**PROBLEM STATEMENT:** Find all the lines with "JSON" and gather them.

────────────────────────────────────────

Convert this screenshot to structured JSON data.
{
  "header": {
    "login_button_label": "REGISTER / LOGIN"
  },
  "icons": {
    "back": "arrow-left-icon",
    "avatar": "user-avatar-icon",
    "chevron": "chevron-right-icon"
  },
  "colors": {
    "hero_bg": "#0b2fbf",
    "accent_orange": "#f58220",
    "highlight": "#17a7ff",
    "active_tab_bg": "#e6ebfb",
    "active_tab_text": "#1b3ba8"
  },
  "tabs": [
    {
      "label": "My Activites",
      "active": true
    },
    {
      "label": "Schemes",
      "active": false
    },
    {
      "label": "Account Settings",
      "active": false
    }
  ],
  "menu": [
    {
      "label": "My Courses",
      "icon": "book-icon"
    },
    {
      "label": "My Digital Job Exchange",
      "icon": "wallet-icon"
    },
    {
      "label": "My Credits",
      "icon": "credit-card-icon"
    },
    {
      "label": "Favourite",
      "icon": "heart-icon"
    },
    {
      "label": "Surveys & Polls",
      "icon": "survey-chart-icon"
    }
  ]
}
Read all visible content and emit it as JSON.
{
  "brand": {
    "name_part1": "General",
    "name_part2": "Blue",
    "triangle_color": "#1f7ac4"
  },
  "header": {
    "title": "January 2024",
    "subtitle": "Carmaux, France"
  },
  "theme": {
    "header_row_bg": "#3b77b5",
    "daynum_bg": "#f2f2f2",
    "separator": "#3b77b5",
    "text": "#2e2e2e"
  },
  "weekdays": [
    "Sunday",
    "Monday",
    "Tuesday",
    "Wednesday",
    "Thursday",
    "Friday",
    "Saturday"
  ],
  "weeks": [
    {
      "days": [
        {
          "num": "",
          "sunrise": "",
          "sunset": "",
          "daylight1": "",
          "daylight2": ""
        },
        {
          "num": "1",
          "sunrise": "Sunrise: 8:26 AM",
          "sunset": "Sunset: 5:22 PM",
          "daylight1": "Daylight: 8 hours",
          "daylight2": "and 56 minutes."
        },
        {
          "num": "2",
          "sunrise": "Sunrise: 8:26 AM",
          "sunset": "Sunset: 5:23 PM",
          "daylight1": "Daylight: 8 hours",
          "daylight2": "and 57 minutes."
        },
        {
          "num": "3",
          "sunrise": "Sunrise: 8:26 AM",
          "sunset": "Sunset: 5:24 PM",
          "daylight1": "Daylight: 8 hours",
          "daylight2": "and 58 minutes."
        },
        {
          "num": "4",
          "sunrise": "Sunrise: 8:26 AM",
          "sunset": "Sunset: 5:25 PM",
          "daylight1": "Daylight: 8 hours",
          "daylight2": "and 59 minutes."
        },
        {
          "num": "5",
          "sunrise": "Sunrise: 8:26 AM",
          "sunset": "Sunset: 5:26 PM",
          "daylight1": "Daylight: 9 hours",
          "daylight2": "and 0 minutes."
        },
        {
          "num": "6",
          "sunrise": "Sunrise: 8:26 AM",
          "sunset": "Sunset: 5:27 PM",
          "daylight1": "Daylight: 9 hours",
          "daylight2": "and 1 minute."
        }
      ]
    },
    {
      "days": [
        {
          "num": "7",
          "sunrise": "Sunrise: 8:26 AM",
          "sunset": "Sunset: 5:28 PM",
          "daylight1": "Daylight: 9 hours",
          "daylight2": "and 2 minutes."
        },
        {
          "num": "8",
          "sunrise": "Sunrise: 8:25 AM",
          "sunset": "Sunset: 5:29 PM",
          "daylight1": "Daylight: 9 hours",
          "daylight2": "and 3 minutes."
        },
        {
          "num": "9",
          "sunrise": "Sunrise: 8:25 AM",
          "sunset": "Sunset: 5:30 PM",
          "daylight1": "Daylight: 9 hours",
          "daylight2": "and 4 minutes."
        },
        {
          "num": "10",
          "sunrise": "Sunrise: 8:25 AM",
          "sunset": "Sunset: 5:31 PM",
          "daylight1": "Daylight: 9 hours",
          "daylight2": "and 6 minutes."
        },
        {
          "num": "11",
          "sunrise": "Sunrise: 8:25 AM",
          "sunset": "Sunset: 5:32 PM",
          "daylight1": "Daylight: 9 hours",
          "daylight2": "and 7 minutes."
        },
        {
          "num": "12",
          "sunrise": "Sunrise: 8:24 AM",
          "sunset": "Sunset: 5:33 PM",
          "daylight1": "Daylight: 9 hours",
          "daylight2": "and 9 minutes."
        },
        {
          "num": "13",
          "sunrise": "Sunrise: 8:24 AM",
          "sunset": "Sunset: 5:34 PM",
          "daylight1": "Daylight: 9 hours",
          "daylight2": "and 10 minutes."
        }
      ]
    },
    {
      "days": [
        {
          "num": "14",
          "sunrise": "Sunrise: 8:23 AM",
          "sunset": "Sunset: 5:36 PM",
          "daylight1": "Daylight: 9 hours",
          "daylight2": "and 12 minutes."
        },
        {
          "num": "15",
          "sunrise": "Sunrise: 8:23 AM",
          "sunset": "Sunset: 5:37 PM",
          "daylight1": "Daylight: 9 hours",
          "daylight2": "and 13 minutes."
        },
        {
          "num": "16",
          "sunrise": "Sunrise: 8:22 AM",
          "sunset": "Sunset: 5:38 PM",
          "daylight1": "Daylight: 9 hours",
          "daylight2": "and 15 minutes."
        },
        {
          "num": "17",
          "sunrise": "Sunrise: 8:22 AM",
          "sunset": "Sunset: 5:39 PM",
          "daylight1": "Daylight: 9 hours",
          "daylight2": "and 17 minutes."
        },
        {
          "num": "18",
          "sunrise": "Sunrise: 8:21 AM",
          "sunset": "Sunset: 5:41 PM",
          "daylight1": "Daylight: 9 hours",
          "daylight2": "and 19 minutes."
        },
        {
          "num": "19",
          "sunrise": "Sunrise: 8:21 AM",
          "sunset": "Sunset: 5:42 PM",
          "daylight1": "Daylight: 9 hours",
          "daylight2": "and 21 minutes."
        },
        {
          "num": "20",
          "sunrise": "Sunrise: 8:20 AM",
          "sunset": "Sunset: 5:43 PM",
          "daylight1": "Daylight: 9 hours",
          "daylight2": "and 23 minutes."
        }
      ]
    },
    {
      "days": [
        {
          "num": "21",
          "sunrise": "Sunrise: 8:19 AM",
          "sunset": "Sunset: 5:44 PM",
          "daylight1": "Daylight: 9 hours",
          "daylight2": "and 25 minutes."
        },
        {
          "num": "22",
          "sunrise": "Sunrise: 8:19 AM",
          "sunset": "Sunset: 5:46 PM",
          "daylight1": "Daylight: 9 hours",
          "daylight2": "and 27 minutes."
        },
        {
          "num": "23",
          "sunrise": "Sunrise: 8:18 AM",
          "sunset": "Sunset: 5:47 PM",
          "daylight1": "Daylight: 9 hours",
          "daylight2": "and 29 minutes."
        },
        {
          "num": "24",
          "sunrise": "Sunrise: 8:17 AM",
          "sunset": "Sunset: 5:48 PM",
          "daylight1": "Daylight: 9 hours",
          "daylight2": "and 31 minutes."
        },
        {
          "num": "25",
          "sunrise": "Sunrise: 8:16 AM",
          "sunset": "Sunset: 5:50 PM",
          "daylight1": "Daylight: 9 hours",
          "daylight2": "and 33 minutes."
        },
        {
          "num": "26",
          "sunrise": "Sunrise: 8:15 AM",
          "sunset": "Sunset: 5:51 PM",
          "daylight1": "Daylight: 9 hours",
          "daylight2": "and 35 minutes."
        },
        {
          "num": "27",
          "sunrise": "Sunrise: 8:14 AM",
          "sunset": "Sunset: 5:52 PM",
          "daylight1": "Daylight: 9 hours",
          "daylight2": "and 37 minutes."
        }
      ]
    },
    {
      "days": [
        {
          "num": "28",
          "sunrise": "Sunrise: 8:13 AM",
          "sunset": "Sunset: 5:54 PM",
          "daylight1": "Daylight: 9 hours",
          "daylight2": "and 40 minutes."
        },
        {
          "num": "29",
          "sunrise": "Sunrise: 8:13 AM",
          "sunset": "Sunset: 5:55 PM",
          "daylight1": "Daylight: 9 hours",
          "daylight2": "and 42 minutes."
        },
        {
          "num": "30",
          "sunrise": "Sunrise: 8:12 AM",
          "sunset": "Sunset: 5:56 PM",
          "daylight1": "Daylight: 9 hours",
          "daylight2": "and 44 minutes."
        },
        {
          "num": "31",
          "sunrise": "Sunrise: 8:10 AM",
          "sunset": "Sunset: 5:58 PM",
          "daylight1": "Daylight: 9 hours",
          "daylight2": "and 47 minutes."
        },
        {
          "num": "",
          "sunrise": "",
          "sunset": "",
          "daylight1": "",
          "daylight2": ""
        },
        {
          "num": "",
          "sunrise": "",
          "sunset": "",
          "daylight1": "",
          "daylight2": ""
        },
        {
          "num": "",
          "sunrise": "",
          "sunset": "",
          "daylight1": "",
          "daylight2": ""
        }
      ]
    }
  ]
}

────────────────────────────────────────

**SOLUTION:**
Convert this screenshot to structured JSON data.
Read all visible content and emit it as JSON.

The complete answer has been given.